*** Document section ***

(Silent Thunder Order)


point of no return pic


April 2, 2020

Point of No Return

Spring: time to wake up!

Step off the hundred-foot pole...

(dive to the bottom)


Spring is the season when dormant life springs back. Notwithstanding Zen’s teachings on impermanence and change, periodic irritants like daylight savings time require us to “spring forward,” which really means that we lose an hour of sleep, assuming that we are still living on clock time. In Zen, waking up is equally relevant in any season, and at any time. One of the things we wake up to in zazen is real time, which is independent of any clock.

            Needless to say, to literally step off the top of a hundred-foot pole, you first have to shinny up from the ground, without benefit of climbing spurs and halter belt. You can expect to slip back from time to time when you hit a slick spot, or to have to hold on for dear life when your strength flags. Needless to say, this is an apt metaphor for Zen practice.

            While falling asleep, you may have felt the sensation of weightlessness, as if you have stumbled, and are freefalling through space, experiencing intense vertigo. This gives you an inkling of what stepping off the hundred-foot pole feels like. A telephone pole is about forty feet high, so we are talking precarious situation. Two and a half times that tall. Assuming the same thickness, that pole is going to be fairly unstable, especially with a heavy body perched on all fours on top. Lots of pendulum sway. Add in some wind, and you can just feel the queasiness.

*** End of Document section ***

● Actions to take
(a) For each statement about the hundred-foot pole essay, answer yes or no, and quote the words from the essay that decide it. (i) A telephone pole is described as roughly forty feet tall. (ii) The essay holds that waking up in Zen matters mainly in spring. (iii) The climb up the pole is pictured as done with climbing spurs and a halter belt.
(b) According to the hundred-foot pole essay, what does having to "spring forward" really mean?
(c) Pick up the hundred-foot pole essay after its last sentence and continue it.

*** Dataset content ***

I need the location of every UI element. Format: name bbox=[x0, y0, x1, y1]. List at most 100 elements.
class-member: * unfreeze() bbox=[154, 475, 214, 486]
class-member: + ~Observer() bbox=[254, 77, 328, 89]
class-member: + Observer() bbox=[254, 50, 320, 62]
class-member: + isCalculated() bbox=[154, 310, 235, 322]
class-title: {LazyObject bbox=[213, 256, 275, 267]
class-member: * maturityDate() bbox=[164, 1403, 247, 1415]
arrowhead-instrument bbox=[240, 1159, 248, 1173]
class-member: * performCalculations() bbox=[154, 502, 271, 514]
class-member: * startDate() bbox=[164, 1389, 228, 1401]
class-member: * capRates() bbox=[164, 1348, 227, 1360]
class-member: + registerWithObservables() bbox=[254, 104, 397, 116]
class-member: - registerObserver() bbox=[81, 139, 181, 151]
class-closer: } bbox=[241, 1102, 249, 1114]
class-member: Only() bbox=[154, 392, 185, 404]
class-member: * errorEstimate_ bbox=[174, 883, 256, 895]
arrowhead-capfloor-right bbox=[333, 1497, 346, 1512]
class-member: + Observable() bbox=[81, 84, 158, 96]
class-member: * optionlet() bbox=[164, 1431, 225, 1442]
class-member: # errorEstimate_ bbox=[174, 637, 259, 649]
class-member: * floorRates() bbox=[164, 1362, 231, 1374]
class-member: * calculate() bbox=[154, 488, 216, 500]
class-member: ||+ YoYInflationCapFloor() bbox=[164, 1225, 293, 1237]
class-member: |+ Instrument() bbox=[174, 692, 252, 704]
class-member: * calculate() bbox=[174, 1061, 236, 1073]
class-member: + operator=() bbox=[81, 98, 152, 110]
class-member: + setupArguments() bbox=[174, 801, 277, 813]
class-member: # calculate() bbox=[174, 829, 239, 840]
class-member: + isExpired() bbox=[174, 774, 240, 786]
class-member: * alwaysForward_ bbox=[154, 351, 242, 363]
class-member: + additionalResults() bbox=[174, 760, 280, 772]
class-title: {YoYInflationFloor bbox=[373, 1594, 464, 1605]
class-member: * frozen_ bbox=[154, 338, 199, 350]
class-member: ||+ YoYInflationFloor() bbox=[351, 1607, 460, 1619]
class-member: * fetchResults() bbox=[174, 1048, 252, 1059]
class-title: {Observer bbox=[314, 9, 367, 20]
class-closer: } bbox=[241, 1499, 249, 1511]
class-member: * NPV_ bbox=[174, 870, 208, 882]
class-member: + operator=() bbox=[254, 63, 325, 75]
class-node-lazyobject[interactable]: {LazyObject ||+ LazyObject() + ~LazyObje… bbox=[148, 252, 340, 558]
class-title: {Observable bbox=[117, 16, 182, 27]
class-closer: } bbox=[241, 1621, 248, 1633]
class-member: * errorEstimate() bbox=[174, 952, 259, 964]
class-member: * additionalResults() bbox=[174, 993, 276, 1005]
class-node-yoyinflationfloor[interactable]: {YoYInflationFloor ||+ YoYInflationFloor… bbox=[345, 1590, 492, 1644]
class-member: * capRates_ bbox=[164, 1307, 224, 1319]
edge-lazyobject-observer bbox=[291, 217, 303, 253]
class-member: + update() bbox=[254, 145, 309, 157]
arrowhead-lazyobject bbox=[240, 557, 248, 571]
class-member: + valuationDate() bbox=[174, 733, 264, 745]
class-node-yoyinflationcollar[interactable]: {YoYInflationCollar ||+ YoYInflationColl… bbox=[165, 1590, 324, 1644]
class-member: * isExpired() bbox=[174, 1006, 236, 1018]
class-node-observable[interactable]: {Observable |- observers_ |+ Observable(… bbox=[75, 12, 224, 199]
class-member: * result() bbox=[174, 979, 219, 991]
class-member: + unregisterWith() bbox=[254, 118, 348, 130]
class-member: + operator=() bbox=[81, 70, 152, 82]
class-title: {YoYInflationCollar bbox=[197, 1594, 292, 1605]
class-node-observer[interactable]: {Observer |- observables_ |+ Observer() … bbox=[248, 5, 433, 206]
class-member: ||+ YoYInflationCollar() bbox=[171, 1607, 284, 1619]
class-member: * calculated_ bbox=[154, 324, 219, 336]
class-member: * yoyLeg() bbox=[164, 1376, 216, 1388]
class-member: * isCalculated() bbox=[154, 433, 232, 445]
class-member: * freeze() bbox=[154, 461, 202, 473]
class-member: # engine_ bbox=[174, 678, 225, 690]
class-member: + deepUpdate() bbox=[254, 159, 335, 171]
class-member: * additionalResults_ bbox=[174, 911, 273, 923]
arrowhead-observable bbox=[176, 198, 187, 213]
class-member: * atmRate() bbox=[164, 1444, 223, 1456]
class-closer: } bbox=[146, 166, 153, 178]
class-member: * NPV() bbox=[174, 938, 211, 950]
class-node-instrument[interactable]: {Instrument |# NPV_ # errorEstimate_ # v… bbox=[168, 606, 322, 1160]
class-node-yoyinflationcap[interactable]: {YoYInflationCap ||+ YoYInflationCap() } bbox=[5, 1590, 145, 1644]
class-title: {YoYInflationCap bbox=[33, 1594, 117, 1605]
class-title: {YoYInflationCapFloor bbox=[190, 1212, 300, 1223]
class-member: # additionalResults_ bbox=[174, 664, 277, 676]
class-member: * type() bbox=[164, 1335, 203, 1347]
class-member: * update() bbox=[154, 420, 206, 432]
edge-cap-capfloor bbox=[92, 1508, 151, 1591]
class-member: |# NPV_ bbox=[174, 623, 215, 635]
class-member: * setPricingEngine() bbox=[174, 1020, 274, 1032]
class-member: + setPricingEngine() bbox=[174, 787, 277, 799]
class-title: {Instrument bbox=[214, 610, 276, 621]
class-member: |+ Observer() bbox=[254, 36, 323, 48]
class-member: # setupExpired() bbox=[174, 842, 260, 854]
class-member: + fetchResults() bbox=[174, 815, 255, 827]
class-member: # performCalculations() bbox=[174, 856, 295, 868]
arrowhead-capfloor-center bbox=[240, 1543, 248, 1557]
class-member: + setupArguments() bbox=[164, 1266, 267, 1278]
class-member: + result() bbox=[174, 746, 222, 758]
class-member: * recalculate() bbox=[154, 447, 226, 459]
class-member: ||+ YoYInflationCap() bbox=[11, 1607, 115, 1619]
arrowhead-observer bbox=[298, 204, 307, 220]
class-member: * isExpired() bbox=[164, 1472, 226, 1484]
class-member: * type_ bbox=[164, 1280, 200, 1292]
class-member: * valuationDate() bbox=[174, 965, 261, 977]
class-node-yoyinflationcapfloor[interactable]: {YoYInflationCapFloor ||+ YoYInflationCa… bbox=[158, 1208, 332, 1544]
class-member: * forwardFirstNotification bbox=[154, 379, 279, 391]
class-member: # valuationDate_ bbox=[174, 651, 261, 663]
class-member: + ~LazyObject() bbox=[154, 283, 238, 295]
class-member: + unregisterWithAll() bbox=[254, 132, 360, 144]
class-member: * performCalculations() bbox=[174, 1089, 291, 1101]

*** End of Dataset content ***

● Answer set
(a)
(i) Yes: "A telephone pole is about forty feet high"
(ii) No: "In Zen, waking up is equally relevant in any season, and at any time."
(iii) No: "without benefit of climbing spurs and halter belt"

(b) It means we lose an hour of sleep.

(c)
            Matsuoka Roshi would illustrate this jumping-off point by raising his hand, four fingers clustered together, representing your arms and legs perched at the very top. Then he would say, “One more step!” and instantly open is hand wide.

            Sri Ramakrishna, a Hindu saint of the 1850s living in Calcutta, spoke of an “ocean of consciousness.” One of his students came in excitedly one day and said that he had seen the surface of the ocean, that he understood. The sage told him that he needed to dive in. But the young follower said he was afraid he would die. Ramakrishna encouraged him, saying he would not die, as this is the ocean of consciousness. But he had to dive in, because the “jewels” are at the bottom.

            There are many such poetic descriptions pointing to the nature of this transformative experience, from many different traditions. The Zen approach, at its core, is for you to “just do it.” But of course, it is beyond our doing. We have to allow it to happen.

            At this time, the truth and method of Buddhism become ever more relevant. What Zen prescribes when we “live in interesting times” is consistent: Just sit. This is not a flip or uncaring dismissal of the unusual conditions we face in a pandemic. But it argues that we are always in a pandemic of sorts. Birth is the leading cause of death. This truth does not change with circumstance. We are constantly faced with death from the moment we are born, and even in the womb. “Birth is an expression complete the is moment. Death is an expression complete this moment. They are like winter and spring. You do not call winter the beginning of spring nor death the end of spring” according to Master Dogen in “Genjokoan.” Welcome to spring.